■ Written problem ■
Look through the records that follow. Copy every line containing the word "feed".

■ Records for the exercise ■
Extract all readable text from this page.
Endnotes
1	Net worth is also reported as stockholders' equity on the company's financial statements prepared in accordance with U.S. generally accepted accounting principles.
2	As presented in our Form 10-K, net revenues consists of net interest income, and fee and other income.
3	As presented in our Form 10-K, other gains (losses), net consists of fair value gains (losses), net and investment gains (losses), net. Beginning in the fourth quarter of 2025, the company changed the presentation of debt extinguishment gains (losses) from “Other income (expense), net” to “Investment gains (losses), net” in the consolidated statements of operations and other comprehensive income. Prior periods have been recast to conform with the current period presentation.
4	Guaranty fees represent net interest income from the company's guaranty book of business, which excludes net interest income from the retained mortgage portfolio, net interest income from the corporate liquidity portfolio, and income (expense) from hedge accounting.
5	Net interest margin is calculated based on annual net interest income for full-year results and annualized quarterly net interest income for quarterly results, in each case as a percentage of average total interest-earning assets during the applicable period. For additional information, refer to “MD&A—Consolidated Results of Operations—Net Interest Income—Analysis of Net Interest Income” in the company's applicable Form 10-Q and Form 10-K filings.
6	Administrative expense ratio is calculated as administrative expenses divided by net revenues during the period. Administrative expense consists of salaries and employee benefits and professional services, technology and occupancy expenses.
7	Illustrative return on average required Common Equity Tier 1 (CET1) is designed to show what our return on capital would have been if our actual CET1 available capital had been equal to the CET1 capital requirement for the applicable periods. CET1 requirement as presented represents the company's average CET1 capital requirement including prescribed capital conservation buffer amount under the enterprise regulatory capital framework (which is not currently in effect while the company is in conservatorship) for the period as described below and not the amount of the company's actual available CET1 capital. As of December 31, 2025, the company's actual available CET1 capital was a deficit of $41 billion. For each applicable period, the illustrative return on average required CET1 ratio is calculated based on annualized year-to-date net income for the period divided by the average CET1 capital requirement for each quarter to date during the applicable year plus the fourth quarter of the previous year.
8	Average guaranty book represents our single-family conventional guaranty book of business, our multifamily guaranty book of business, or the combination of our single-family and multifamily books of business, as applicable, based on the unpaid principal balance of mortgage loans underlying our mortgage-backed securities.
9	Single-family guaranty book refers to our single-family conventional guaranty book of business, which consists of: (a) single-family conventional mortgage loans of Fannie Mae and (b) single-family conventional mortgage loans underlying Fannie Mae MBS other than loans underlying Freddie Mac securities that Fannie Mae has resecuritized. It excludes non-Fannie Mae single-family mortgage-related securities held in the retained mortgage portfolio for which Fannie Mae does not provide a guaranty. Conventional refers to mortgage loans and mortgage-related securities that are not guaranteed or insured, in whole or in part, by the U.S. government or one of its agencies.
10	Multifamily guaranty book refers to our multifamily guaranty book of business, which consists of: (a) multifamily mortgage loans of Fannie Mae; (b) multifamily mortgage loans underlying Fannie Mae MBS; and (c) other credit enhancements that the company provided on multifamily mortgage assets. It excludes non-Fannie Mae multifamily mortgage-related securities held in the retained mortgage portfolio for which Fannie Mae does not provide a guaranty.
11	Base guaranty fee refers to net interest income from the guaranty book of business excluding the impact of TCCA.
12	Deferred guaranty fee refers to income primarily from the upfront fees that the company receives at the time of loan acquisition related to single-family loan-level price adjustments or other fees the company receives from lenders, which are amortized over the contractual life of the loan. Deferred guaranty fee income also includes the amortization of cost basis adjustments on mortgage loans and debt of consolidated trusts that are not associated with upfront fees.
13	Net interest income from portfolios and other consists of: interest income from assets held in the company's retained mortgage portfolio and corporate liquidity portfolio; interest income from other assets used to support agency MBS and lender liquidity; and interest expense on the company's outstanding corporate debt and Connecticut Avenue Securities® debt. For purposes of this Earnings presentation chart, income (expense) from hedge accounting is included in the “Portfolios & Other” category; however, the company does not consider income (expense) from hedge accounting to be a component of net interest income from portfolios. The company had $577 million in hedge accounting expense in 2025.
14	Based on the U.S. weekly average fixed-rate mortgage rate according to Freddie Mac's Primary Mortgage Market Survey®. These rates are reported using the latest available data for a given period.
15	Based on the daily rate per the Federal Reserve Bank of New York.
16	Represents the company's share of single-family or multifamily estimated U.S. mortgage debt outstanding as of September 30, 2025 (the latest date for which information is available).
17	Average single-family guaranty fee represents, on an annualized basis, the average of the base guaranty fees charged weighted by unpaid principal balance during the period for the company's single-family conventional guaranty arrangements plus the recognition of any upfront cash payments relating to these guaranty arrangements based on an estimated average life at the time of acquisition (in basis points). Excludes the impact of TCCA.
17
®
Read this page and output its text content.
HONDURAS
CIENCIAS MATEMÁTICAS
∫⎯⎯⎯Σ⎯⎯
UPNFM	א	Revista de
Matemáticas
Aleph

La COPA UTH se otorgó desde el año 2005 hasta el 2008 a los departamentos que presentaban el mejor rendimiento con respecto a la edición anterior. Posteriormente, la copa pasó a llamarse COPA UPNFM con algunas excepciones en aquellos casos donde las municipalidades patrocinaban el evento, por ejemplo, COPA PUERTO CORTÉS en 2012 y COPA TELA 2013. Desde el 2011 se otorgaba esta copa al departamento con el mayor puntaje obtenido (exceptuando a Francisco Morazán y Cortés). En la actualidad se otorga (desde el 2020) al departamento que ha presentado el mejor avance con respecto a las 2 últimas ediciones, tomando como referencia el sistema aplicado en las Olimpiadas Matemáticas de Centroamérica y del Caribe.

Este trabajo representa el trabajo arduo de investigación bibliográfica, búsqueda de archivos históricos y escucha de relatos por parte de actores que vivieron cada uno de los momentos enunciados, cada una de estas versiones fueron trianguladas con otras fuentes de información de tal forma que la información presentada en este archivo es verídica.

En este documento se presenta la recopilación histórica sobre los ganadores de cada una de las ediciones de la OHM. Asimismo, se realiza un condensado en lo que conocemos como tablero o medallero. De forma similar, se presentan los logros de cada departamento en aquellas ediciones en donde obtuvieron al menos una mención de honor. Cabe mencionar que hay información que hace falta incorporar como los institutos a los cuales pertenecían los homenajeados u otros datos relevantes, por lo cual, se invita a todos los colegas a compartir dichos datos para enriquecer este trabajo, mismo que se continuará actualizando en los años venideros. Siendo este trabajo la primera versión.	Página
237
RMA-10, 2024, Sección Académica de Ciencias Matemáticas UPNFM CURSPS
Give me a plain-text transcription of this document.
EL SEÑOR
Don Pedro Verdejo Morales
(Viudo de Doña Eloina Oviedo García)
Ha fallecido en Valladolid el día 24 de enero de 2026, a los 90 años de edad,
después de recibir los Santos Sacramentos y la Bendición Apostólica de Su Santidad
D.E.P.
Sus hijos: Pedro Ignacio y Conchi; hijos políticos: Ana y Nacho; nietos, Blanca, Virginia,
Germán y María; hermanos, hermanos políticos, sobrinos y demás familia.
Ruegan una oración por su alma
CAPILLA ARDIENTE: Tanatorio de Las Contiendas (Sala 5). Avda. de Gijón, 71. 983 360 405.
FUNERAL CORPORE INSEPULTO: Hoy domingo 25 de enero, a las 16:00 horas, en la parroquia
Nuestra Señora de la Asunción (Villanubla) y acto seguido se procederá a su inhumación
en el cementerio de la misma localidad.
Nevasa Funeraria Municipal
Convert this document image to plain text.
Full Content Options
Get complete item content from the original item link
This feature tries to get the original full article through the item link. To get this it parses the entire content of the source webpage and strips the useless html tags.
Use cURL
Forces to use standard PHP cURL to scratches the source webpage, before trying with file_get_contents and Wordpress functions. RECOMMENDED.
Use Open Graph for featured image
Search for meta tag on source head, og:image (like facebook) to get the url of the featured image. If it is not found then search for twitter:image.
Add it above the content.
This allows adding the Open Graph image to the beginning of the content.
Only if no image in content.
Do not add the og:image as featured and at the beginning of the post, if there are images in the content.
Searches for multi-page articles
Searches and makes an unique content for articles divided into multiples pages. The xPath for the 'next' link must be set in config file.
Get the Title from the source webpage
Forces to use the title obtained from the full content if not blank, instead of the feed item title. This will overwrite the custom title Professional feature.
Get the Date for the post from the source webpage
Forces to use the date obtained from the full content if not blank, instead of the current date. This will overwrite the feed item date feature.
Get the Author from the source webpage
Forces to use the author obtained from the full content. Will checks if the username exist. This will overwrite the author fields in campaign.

■ Finished task ■
Forces to use the title obtained from the full content if not blank, instead of the feed item title. This will overwrite the custom title Professional feature.
Forces to use the date obtained from the full content if not blank, instead of the current date. This will overwrite the feed item date feature.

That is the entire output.